Records contained in a dataset

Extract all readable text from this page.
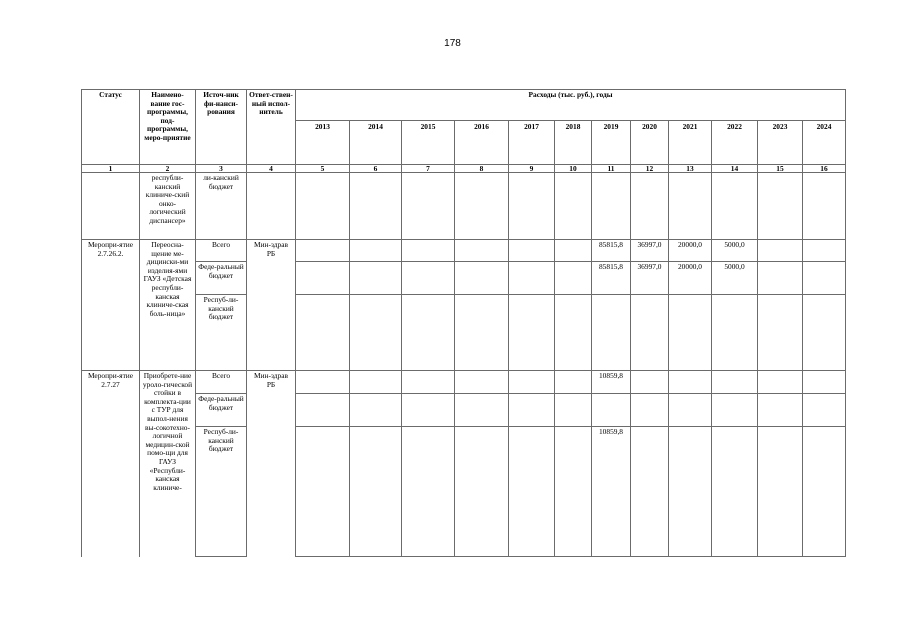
178
Статус	Наимено-вание гос-программы, под-программы, меро-приятие	Источ-ник фи-нанси-рования	Ответ-ствен-ный испол-нитель	Расходы (тыс. руб.), годы											
				2013	2014	2015	2016	2017	2018	2019	2020	2021	2022	2023	2024
1	2	3	4	5	6	7	8	9	10	11	12	13	14	15	16
	республи-канский клиниче-ский онко-логический диспансер»	ли-канский бюджет													
Меропри-ятие 2.7.26.2.	Переосна-щение ме-дицински-ми изделия-ями ГАУЗ «Детская республи-канская клиниче-ская боль-ница»	Всего	Мин-здрав РБ							85815,8	36997,0	20000,0	5000,0		
		Феде-ральный бюджет								85815,8	36997,0	20000,0	5000,0		
		Респуб-ли-канский бюджет													
Меропри-ятие 2.7.27	Приобрете-ние уроло-гической стойки в комплекта-ции с ТУР для выпол-нения вы-сокотехно-логичной медицин-ской помо-щи для ГАУЗ «Республи-канская клиниче-	Всего	Мин-здрав РБ							10859,8					
		Феде-ральный бюджет													
		Респуб-ли-канский бюджет								10859,8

— What you need to do —
Lines that hold "Феде" are the ones to copy; find all of them.

— Result of this task —
		Феде-ральный бюджет								85815,8	36997,0	20000,0	5000,0		
		Феде-ральный бюджет													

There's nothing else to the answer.